**Exercise task:** Find the word "downward" in the listing; pull out each line holding it.

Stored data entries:
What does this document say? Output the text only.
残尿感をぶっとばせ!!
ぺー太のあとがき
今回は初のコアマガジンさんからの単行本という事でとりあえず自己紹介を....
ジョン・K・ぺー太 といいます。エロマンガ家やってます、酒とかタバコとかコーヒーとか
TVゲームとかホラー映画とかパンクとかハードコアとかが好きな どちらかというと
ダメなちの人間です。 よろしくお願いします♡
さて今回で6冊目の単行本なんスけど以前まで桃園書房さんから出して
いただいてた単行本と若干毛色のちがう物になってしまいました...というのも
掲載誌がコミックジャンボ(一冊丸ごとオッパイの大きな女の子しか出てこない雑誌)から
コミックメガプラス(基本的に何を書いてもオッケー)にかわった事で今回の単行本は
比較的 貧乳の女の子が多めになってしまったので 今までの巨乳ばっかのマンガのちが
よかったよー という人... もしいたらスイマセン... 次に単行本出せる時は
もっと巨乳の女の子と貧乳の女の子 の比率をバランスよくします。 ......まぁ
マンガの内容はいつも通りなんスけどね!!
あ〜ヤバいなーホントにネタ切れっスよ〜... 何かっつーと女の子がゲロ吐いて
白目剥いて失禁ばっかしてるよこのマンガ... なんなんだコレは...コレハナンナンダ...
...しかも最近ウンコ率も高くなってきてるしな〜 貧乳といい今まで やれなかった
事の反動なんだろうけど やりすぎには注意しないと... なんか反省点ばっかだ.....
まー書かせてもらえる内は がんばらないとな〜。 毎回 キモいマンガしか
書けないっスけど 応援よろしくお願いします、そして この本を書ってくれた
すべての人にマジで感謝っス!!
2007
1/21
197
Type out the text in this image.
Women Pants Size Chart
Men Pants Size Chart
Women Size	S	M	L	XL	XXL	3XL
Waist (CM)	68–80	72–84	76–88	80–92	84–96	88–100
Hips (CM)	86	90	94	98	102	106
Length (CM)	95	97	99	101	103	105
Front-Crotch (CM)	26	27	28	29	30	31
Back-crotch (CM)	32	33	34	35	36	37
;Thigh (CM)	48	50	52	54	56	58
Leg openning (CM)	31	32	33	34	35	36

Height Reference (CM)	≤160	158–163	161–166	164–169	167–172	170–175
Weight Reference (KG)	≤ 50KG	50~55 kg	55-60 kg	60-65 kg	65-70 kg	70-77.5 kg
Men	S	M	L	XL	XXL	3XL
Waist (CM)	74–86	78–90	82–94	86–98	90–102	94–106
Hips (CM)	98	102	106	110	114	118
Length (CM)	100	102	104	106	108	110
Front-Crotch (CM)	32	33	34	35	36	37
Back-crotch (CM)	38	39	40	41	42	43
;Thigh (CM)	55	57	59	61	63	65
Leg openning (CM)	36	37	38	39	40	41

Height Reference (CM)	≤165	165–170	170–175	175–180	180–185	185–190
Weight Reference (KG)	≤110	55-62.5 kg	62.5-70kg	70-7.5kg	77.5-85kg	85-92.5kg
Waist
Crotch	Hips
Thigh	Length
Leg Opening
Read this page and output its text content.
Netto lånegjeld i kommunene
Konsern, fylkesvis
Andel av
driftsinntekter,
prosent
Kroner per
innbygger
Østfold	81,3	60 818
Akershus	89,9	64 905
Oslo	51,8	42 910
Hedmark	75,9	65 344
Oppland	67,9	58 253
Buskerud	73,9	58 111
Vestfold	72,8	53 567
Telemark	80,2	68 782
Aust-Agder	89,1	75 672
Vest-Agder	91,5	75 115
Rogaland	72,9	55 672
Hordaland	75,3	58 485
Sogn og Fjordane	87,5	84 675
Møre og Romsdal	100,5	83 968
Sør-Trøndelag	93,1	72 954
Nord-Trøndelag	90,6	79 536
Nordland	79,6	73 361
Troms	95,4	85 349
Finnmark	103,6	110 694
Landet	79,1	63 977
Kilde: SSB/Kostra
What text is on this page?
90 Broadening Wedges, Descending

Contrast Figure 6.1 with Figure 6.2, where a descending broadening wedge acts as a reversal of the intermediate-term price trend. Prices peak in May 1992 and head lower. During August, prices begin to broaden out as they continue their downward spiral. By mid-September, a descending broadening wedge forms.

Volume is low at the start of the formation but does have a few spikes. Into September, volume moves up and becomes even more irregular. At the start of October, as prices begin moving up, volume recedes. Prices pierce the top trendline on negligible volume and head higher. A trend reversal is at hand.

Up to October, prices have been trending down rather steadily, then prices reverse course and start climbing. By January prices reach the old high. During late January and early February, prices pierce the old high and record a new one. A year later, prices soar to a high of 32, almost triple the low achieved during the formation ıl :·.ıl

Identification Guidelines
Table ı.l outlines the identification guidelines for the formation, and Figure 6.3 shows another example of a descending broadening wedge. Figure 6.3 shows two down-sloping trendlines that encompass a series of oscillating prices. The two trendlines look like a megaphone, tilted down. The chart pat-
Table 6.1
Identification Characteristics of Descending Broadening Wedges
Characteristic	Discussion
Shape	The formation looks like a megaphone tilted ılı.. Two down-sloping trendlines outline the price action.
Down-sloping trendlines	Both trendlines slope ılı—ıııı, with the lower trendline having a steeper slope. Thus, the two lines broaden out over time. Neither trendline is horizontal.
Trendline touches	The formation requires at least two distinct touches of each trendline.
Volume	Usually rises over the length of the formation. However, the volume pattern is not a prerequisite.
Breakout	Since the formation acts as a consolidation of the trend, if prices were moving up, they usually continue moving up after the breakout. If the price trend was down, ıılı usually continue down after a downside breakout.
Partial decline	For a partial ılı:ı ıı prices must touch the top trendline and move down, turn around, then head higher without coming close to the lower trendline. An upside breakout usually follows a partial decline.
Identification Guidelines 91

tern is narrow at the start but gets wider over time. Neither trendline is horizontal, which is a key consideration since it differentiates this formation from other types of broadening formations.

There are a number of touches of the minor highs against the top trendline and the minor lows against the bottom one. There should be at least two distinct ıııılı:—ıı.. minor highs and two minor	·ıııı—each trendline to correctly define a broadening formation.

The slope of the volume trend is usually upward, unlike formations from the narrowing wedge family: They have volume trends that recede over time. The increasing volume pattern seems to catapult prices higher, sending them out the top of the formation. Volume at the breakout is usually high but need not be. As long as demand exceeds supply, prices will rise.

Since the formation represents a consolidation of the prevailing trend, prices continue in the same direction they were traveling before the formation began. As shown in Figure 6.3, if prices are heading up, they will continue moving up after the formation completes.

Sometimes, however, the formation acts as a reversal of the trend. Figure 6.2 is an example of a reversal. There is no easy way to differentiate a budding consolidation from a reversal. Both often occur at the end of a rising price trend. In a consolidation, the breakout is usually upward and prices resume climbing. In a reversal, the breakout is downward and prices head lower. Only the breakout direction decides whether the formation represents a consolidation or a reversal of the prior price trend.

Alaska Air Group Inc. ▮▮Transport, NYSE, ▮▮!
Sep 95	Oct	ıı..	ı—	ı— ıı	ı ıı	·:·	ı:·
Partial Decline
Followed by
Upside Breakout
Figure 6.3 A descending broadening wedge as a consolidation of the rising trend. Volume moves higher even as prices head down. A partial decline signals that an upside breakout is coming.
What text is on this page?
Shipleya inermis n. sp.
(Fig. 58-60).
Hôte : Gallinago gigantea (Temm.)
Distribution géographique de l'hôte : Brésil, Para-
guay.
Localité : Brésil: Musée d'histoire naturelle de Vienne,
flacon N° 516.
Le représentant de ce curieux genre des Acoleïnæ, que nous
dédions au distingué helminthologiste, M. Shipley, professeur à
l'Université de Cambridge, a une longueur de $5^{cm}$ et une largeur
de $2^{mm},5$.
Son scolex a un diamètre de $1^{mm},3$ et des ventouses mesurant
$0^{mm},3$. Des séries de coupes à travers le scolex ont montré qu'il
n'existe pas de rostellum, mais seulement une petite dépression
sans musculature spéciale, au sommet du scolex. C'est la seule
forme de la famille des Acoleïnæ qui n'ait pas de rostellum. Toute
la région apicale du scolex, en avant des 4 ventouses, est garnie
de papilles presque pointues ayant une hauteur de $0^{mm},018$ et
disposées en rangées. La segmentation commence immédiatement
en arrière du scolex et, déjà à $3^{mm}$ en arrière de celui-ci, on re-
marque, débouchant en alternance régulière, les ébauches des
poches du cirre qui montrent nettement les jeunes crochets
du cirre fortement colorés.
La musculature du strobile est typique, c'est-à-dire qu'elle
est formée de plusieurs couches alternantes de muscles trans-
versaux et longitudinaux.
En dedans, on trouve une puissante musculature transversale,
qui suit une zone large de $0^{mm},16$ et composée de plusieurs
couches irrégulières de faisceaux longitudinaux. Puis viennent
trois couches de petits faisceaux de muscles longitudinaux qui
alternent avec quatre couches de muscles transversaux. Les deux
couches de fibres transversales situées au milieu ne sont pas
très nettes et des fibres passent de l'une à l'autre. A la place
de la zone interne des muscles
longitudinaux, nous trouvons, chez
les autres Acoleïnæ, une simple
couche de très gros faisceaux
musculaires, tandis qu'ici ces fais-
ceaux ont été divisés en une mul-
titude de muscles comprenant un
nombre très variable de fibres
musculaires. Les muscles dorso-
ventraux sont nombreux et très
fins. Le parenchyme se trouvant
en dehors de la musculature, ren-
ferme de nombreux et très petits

**Output below:**
Contrast Figure 6.1 with Figure 6.2, where a descending broadening wedge acts as a reversal of the intermediate-term price trend. Prices peak in May 1992 and head lower. During August, prices begin to broaden out as they continue their downward spiral. By mid-September, a descending broadening wedge forms.
Sometimes, however, the formation acts as a reversal of the trend. Figure 6.2 is an example of a reversal. There is no easy way to differentiate a budding consolidation from a reversal. Both often occur at the end of a rising price trend. In a consolidation, the breakout is usually upward and prices resume climbing. In a reversal, the breakout is downward and prices head lower. Only the breakout direction decides whether the formation represents a consolidation or a reversal of the prior price trend.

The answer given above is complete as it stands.